### PAGE:
• • • • • • •
Le demandeur d'asile transmet à la Section des documents acceptables pour établir son identité et les autres éléments de sa demande. S'il ne peut le faire, il en donne la raison et indique quelles mesures il a prises pour s'en procurer.

 

[21]           Dans la décision Amarapala c. Canada (Ministre de la Citoyenneté et de l’Immigration), 2004 CF 12, [2004] A.C.F. no 62 (QL), au paragraphe 10, le juge Kelen a abordé cette question lorsqu’il a fait valoir ce qui suit :

Il est bien établi qu'un tribunal ne peut tirer de conclusions négatives du seul fait qu'un demandeur d'asile n'a pas transmis de documents extrinsèques pour corroborer sa demande. Cependant, lorsqu'un tribunal a des motifs valables de douter de la crédibilité d'un demandeur, le fait que celui-ci n'ait pas transmis de documents corroborants est un facteur dont il peut à bon droit tenir compte s'il n'accepte pas l'explication du demandeur quant à la raison pour laquelle il n'a pas transmis ces documents.

 

[22]           Je suis d’accord avec le juge Kelen quant à son approche en matière de preuve corroborante. Lorsqu’il existe des motifs valables de douter la crédibilité d’un demandeur, la Commission peut tirer des conclusions défavorables quant à sa crédibilité s’il ne présente pas de documents corroborants. Cependant, à mon avis, ces conclusions peuvent seulement être tirées lorsque le demandeur n’a également pas été en mesure d’expliquer pourquoi il n’a pas fourni de documents corroborants.
• • • • • • •
[Lignes d'un jeu de données]
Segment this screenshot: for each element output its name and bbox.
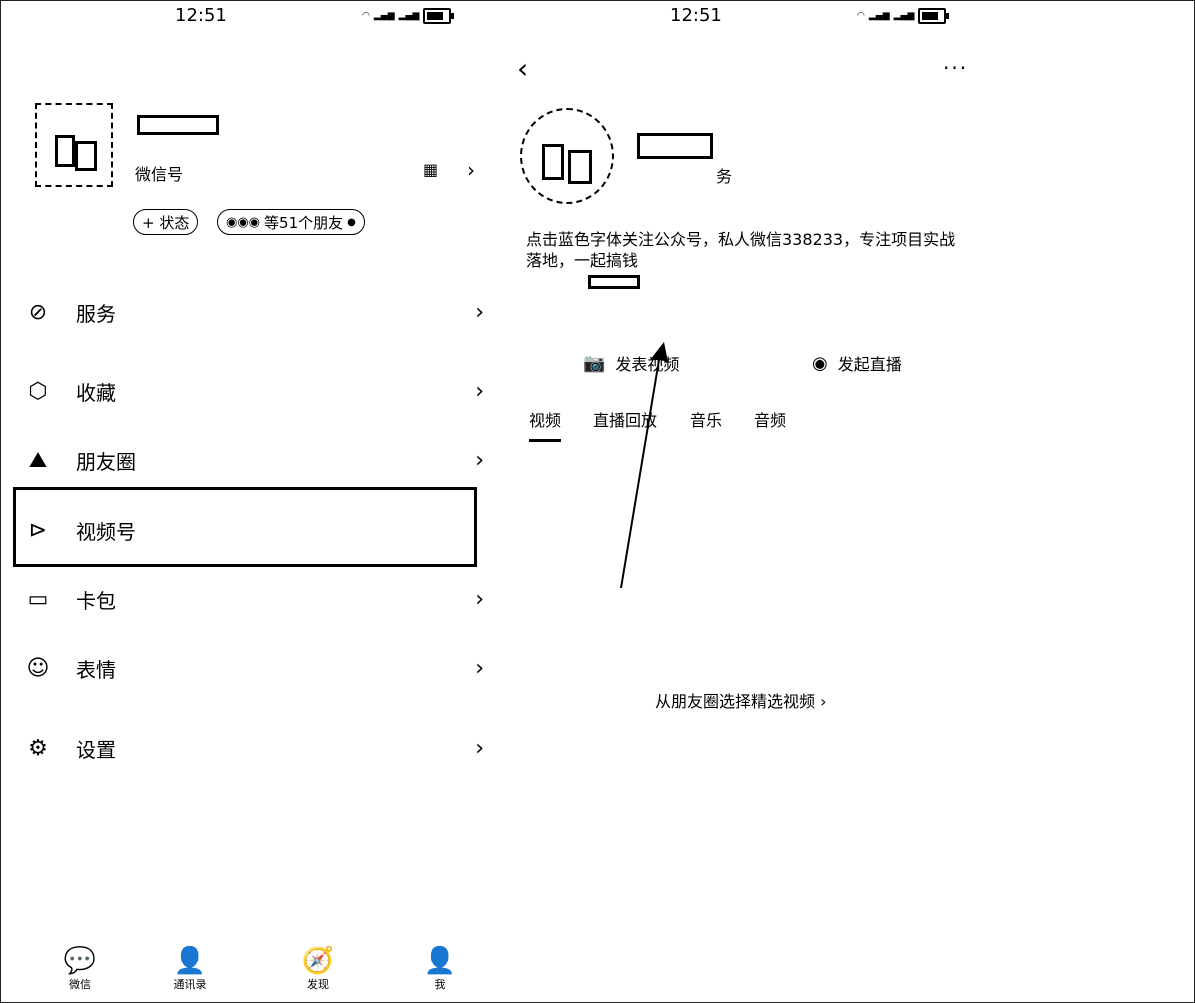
menu-label: 朋友圈	[76, 449, 136, 474]
chevron-right-icon: ›	[475, 299, 484, 325]
menu-label: 表情	[76, 657, 116, 682]
channel-subtitle: 务	[716, 167, 733, 186]
live-icon: ◉	[812, 352, 828, 374]
wallet-icon: ▭	[27, 586, 49, 612]
battery-icon	[423, 8, 455, 24]
nav-discover[interactable]: 🧭 发现	[288, 946, 348, 992]
start-live-label: 发起直播	[837, 355, 902, 374]
status-icons: ◠ ▂▄▆ ▂▄▆	[362, 8, 455, 24]
redacted-line	[588, 275, 640, 289]
menu-label: 设置	[76, 737, 116, 762]
menu-item-cards[interactable]: ▭ 卡包 ›	[24, 579, 484, 619]
tab-audio[interactable]: 音频	[754, 407, 786, 431]
chevron-right-icon: ›	[475, 447, 484, 473]
nav-label: 发现	[307, 978, 329, 991]
status-time: 12:51	[175, 5, 227, 26]
chevron-right-icon[interactable]: ›	[467, 158, 475, 182]
status-button[interactable]: + 状态	[133, 209, 199, 235]
gear-icon: ⚙	[28, 735, 48, 761]
chevron-right-icon: ›	[475, 378, 484, 404]
menu-label: 收藏	[76, 380, 116, 405]
menu-item-moments[interactable]: ⛰ 朋友圈 ›	[24, 440, 484, 480]
menu-item-favorites[interactable]: ⬡ 收藏 ›	[24, 371, 484, 411]
nav-contacts[interactable]: 👤 通讯录	[160, 946, 220, 992]
menu-label: 服务	[76, 301, 116, 326]
service-icon: ⊘	[28, 299, 48, 325]
compass-icon: 🧭	[301, 946, 335, 976]
channel-name-redacted	[637, 133, 713, 159]
image-icon: ⛰	[28, 447, 48, 473]
wifi-icon: ◠	[857, 11, 865, 21]
channel-avatar[interactable]	[520, 108, 614, 204]
menu-item-stickers[interactable]: ☺ 表情 ›	[24, 648, 484, 688]
menu-item-service[interactable]: ⊘ 服务 ›	[24, 292, 484, 332]
back-icon[interactable]: ‹	[517, 52, 528, 85]
tab-video[interactable]: 视频	[529, 407, 562, 442]
menu-item-settings[interactable]: ⚙ 设置 ›	[24, 728, 484, 768]
nav-me[interactable]: 👤 我	[410, 946, 470, 992]
nav-label: 我	[434, 978, 446, 991]
friends-status-pill[interactable]: ◉◉◉ 等51个朋友 ●	[217, 209, 365, 235]
wifi-icon: ◠	[362, 11, 370, 21]
chevron-right-icon: ›	[475, 586, 484, 612]
menu-item-channels[interactable]: ⊳ 视频号	[24, 510, 484, 550]
start-live-button[interactable]: ◉ 发起直播	[812, 351, 902, 375]
dot-icon: ●	[347, 216, 356, 228]
annotation-arrow	[620, 342, 668, 588]
wechat-id-label: 微信号	[135, 165, 184, 184]
friends-count: 等51个朋友	[264, 213, 344, 232]
select-from-moments-link[interactable]: 从朋友圈选择精选视频 ›	[655, 688, 827, 712]
friend-avatars-icon: ◉◉◉	[226, 214, 261, 230]
person-icon: 👤	[423, 946, 457, 976]
profile-name-redacted	[137, 115, 219, 135]
battery-icon	[918, 8, 950, 24]
smile-icon: ☺	[26, 655, 50, 681]
nav-label: 通讯录	[173, 978, 207, 991]
status-time: 12:51	[670, 5, 722, 26]
chevron-right-icon: ›	[475, 655, 484, 681]
channel-bio: 点击蓝色字体关注公众号，私人微信338233，专注项目实战落地，一起搞钱	[526, 230, 956, 270]
camera-icon: 📷	[583, 352, 606, 374]
more-icon[interactable]: ···	[943, 56, 968, 80]
menu-label: 卡包	[76, 588, 116, 613]
contacts-icon: 👤	[173, 946, 207, 976]
cube-icon: ⬡	[28, 378, 48, 404]
chevron-right-icon: ›	[475, 735, 484, 761]
menu-label: 视频号	[76, 519, 136, 544]
signal-icon: ▂▄▆	[868, 11, 890, 21]
play-icon: ⊳	[28, 517, 48, 543]
signal-icon: ▂▄▆	[893, 11, 915, 21]
nav-chats[interactable]: 💬 微信	[50, 946, 110, 992]
chat-icon: 💬	[63, 946, 97, 976]
status-icons: ◠ ▂▄▆ ▂▄▆	[857, 8, 950, 24]
tab-music[interactable]: 音乐	[690, 407, 722, 431]
signal-icon: ▂▄▆	[398, 11, 420, 21]
avatar[interactable]	[35, 103, 113, 187]
signal-icon: ▂▄▆	[373, 11, 395, 21]
nav-label: 微信	[69, 978, 91, 991]
qrcode-icon[interactable]: ▦	[423, 160, 438, 179]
• • • • • • •
### EXERCICE COURT:
Recopiez intégralement le texte sur les documents corroborants dans les demandes d'asile, sans rien y changer.

### SOLUTION:
Le demandeur d'asile transmet à la Section des documents acceptables pour établir son identité et les autres éléments de sa demande. S'il ne peut le faire, il en donne la raison et indique quelles mesures il a prises pour s'en procurer.

 

[21]           Dans la décision Amarapala c. Canada (Ministre de la Citoyenneté et de l’Immigration), 2004 CF 12, [2004] A.C.F. no 62 (QL), au paragraphe 10, le juge Kelen a abordé cette question lorsqu’il a fait valoir ce qui suit :

Il est bien établi qu'un tribunal ne peut tirer de conclusions négatives du seul fait qu'un demandeur d'asile n'a pas transmis de documents extrinsèques pour corroborer sa demande. Cependant, lorsqu'un tribunal a des motifs valables de douter de la crédibilité d'un demandeur, le fait que celui-ci n'ait pas transmis de documents corroborants est un facteur dont il peut à bon droit tenir compte s'il n'accepte pas l'explication du demandeur quant à la raison pour laquelle il n'a pas transmis ces documents.

 

[22]           Je suis d’accord avec le juge Kelen quant à son approche en matière de preuve corroborante. Lorsqu’il existe des motifs valables de douter la crédibilité d’un demandeur, la Commission peut tirer des conclusions défavorables quant à sa crédibilité s’il ne présente pas de documents corroborants. Cependant, à mon avis, ces conclusions peuvent seulement être tirées lorsque le demandeur n’a également pas été en mesure d’expliquer pourquoi il n’a pas fourni de documents corroborants.